* Begin Document passage *
Updating a large set of FK'd tables can be a nightmare (this is what ORMs shine at).
Finally, some modern additions are quite unreadable, Postgres' JSON syntax, for example.
I'm not saying that PRQL solves any of the above, but these are all legit problems with "plain" SQL.
CTEs are a first step in structuring queries to make them decomposable. You can extract CTEs to functions and mark them stable and it's logically equivalent to the original query.
Whenever I am writing SQL I am not thinking in SQL, but I am thinking in what I consider to be the mathematical sound way, which I translate into SQL while writing. I consider thinking in SQL a much greater mental handicap than having to translate mentally into it.
I would prefer to write directly in what I would consider as a good query language and have it translated automatically into SQL, for compatibility with what is, for unfortunate historical reasons, the standard.
I have not attempted previously to do or use something like this, but work like that discussed here seems like a step in the right direction.
I don't think it's suggested that this replaces SQL. Use the right tool (and abstraction) for the job?
Actually why limit yourself with SQL...?
PRQL is a language compiled into SQL and makes certain hard-to-do things in SQL easy purely because it allows to streamline operations which SQL needs CTE joins or whatever hoop jumping to solve.
My favorite example which sounds easy but isn't - select the row which is MAX(...).
Because it's everywhere, has extensive documentation and tutorials, all database tools support it, all relational engines support it, some non-relational engines support it, all programming languages have library support for it, it can be accessed through command line tools as well as graphical interfaces, etc.
You think an industry is going to give up 50 years of infrastructure because some (typically junior) devs think the syntax is "kinda icky"?
> My favorite example which sound easy but isn't - select the row which is MAX(...).
If you look earlier in the comments you will see queries that have "DISTINCT ON" in them. It solves the problem that sounds easy, but actually is pretty easy if you know SQL.
2. Propose newer, simpler language to take care of these
3. Newer, simpler language lacks features of original language
4. Newer language adds features, making it more complicated
5. GOTO 1
I'm working on a new language that compiles directly to Postgres' post-analysis structs. It's working out pretty well so far, but my chosen "universal set" (aggregation/array/subquery/... as one thing) semantics are sometimes a pain to encode.
For example, I want to have universal broadcasting of operators on subquery results, array values, and aggregated columns. To do this, I need to know which of these the operand expressions represent, which is slow or impossible with transpilation.
PRQL and EdgeQL (EdgeDB) are the most interesting ones to watch how they evolve, though.
I've also written a PG extension to make jq available in Postgres [0]
I believe Postgres, in general, will flourish as a host for DSL languages [1].
0: https://github.com/Florents-Tselai/pgJQ 1: https://tselai.com/pgjq-dsl-database.html
We'll soon be announcing some interesting developments on that front, stay tuned :)
"A jaw-dropping amount of effort has been spent attempting to bridge the gap between the relational paradigm of SQL and the object-oriented nature of modern programming languages. EdgeDB sidesteps this problem by modeling data in an object-relational way."
All the best to the team. I however truly hope this isn't the direction the industry moves toward. I thought we learned our lesson from MongoDB. I still believe data is best modeled in sets, not objects.The solution isn't for databases to become more like object stores but for general purpose programming languages to be more amenable to seamless access of set-oriented data.
* End Document passage *
**Task instructions**
A. Echo the SQL discussion thread word for word, from "Finally, some modern" up to and including "mentally into it.".
B. In the SQL discussion thread, the developer building a language that compiles to Postgres structs wants operators broadcast universally over certain kinds of values. List every kind named.
C. Go on with the SQL discussion thread, picking up after its final comment.
The records aren't needed for any of this.
* Begin Record excerpts *
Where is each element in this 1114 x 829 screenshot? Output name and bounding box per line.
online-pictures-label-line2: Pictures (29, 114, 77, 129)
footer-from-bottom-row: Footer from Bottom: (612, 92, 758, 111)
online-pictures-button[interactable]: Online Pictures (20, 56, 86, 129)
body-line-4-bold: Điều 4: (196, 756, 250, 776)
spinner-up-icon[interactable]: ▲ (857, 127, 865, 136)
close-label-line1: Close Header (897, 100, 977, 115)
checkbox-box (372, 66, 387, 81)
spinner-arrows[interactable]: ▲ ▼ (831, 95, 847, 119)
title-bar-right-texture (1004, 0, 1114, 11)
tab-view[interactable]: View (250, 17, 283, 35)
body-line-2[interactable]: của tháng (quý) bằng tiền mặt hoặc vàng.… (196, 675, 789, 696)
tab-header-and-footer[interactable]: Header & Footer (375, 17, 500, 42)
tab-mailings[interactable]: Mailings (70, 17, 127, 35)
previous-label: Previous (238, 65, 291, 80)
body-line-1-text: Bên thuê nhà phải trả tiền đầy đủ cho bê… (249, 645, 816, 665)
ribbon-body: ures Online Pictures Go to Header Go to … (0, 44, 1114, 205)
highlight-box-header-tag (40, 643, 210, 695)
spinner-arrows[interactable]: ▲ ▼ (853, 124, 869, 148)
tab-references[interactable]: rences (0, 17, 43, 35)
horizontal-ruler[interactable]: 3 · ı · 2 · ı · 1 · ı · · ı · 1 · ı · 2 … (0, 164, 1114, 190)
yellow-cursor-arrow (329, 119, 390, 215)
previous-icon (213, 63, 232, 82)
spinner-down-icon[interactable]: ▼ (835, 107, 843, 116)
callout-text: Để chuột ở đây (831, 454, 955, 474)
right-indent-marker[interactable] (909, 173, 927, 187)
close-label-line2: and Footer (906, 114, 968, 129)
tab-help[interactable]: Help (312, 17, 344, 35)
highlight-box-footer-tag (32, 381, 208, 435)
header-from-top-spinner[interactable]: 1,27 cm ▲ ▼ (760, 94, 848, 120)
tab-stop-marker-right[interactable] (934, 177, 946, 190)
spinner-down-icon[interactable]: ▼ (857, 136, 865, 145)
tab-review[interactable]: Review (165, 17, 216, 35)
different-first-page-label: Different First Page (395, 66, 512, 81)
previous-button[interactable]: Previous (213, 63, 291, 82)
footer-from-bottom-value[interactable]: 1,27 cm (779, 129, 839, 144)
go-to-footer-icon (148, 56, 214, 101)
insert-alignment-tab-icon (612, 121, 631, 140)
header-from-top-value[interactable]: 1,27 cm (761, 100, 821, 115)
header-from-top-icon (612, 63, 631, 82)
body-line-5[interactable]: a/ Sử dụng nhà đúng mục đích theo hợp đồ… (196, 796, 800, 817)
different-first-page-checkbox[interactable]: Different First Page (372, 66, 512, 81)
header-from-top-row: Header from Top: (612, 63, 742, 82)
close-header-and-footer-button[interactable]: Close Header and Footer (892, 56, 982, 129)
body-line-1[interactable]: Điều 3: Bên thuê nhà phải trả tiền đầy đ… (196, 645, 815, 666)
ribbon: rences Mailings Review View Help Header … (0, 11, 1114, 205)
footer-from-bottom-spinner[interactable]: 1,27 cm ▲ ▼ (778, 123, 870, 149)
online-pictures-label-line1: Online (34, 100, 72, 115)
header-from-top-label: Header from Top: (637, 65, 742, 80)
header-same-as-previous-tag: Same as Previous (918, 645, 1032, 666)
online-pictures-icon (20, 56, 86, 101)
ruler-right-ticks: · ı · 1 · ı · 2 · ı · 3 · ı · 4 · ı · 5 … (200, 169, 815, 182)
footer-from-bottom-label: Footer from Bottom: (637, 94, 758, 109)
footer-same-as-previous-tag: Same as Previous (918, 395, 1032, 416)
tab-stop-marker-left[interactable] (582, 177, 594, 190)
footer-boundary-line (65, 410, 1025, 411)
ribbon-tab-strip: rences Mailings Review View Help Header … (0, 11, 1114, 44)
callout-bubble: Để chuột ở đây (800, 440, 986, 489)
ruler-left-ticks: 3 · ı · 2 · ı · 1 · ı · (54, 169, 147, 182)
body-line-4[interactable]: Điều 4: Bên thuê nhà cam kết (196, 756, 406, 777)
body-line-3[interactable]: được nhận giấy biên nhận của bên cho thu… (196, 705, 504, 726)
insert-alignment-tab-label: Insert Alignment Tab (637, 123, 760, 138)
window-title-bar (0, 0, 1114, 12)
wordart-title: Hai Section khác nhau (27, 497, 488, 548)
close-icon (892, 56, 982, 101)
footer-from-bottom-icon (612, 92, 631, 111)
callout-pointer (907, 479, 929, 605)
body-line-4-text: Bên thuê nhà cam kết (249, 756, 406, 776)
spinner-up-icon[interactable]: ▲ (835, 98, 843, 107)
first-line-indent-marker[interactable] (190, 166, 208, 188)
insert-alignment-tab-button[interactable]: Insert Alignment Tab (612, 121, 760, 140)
* End Record excerpts *
**Exercise answers**
A.
Finally, some modern additions are quite unreadable, Postgres' JSON syntax, for example.
I'm not saying that PRQL solves any of the above, but these are all legit problems with "plain" SQL.
CTEs are a first step in structuring queries to make them decomposable. You can extract CTEs to functions and mark them stable and it's logically equivalent to the original query.
Whenever I am writing SQL I am not thinking in SQL, but I am thinking in what I consider to be the mathematical sound way, which I translate into SQL while writing. I consider thinking in SQL a much greater mental handicap than having to translate mentally into it.

B.
- Subquery results
- Array values
- Aggregated columns

C.
More stuff like this:
This is one of the great HN mysteries to me, and if anyone can shed some light on it, it would be much appreciated.
Could be wrong though, just writing this from memory.
It's confusing, but greying out is used on HN for a single purpose: to discourage reading (and therefore writing).
Low-quality comments are greyed by downvotes from other users and moderators.
Text posts (including Ask and Show HN) are greyed automatically.
Ask/Show posters are encouraged to post a comment on their own story, and to let that comment rise or fall according to its up/down votes.
Meta-meta: Your comment might be downvoted for being meta to the post. It looks like it has already been "detached" from the comment tree so that it appears at the bottom instead of responding to up/downvotes. This is actually protective of your karma and this conversation. Your question is valid, but it's not germane to the post. If your comment was allowed to float to its normal location, it would be downvoted by others who considered it off-topic.
Is it a new tool with great new powers or is it just syntactic sugar?
Personally, I was very excited about using it to write some complex queries in my application that does some fancy backtesting with sliding windows etc, but I reverted back to SQL pretty quickly because I found myself first thinking in SQL and translating back to PRQL :/
New syntax is nice, but it means that analysts and engineers need to learn something new and are more likely to make mistakes that could bubble up to production. There's always an argument to be made why shiny new tool XYZ is better, but unless it's 100X better, organizations are reluctant to switch from something like vanilla PostgreSQL that they know works 100% of the time.
The intention is rather for it to be simpler, as it uses a linear direction of data handling. SQL jumps back and forth with its order of operations and can be confusing in this way.
PRQL also has a more modern syntax that reuses more universal concepts with fewer keywords to learn. In contrast to SQL which has a unique keyword, syntax, and behavior for everything.
> Windows is not supported. It could be, but will require a bit of work with cargo-pgrx and figuring out how to compile pgrx's "cshim" static library.
PRQL as a DuckDB Extension - https://news.ycombinator.com/item?id=39130736 - Jan 2024 (47 comments)
PRQL: Pipelined Relational Query Language - https://news.ycombinator.com/item?id=36866861 - July 2023 (209 comments)
Calculate the Digits of Pi with DuckDB and PRQL - https://news.ycombinator.com/item?id=35153824 - March 2023 (1 comment)
One Year of PRQL - a modern language for relational data - https://news.ycombinator.com/item?id=34690560 - Feb 2023 (1 comment)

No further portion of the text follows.